TASK TO CARRY OUT:
Each record below is to be reproduced without any change.

INFORMATION GIVEN:

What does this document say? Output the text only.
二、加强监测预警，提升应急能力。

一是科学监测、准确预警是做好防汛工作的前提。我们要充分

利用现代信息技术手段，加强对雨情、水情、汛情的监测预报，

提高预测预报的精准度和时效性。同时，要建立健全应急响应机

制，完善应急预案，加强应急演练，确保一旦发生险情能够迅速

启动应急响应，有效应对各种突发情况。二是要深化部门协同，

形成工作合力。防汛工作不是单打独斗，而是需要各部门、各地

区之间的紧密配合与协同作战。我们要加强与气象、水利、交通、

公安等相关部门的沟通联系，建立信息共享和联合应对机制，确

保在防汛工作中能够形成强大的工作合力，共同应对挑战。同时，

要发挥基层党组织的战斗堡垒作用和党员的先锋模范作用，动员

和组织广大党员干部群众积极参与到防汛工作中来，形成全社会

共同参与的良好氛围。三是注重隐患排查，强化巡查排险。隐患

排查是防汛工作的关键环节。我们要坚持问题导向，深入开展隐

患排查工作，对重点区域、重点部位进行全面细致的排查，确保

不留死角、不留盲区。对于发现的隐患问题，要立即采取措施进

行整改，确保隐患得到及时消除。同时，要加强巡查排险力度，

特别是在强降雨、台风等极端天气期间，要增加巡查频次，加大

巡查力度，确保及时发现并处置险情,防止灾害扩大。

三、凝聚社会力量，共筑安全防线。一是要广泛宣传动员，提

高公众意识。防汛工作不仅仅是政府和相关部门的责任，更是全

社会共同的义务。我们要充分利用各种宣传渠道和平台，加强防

FINISHED EXERCISE:
What does this document say? Output the text only.
二、加强监测预警，提升应急能力。

一是科学监测、准确预警是做好防汛工作的前提。我们要充分

利用现代信息技术手段，加强对雨情、水情、汛情的监测预报，

提高预测预报的精准度和时效性。同时，要建立健全应急响应机

制，完善应急预案，加强应急演练，确保一旦发生险情能够迅速

启动应急响应，有效应对各种突发情况。二是要深化部门协同，

形成工作合力。防汛工作不是单打独斗，而是需要各部门、各地

区之间的紧密配合与协同作战。我们要加强与气象、水利、交通、

公安等相关部门的沟通联系，建立信息共享和联合应对机制，确

保在防汛工作中能够形成强大的工作合力，共同应对挑战。同时，

要发挥基层党组织的战斗堡垒作用和党员的先锋模范作用，动员

和组织广大党员干部群众积极参与到防汛工作中来，形成全社会

共同参与的良好氛围。三是注重隐患排查，强化巡查排险。隐患

排查是防汛工作的关键环节。我们要坚持问题导向，深入开展隐

患排查工作，对重点区域、重点部位进行全面细致的排查，确保

不留死角、不留盲区。对于发现的隐患问题，要立即采取措施进

行整改，确保隐患得到及时消除。同时，要加强巡查排险力度，

特别是在强降雨、台风等极端天气期间，要增加巡查频次，加大

巡查力度，确保及时发现并处置险情,防止灾害扩大。

三、凝聚社会力量，共筑安全防线。一是要广泛宣传动员，提

高公众意识。防汛工作不仅仅是政府和相关部门的责任，更是全

社会共同的义务。我们要充分利用各种宣传渠道和平台，加强防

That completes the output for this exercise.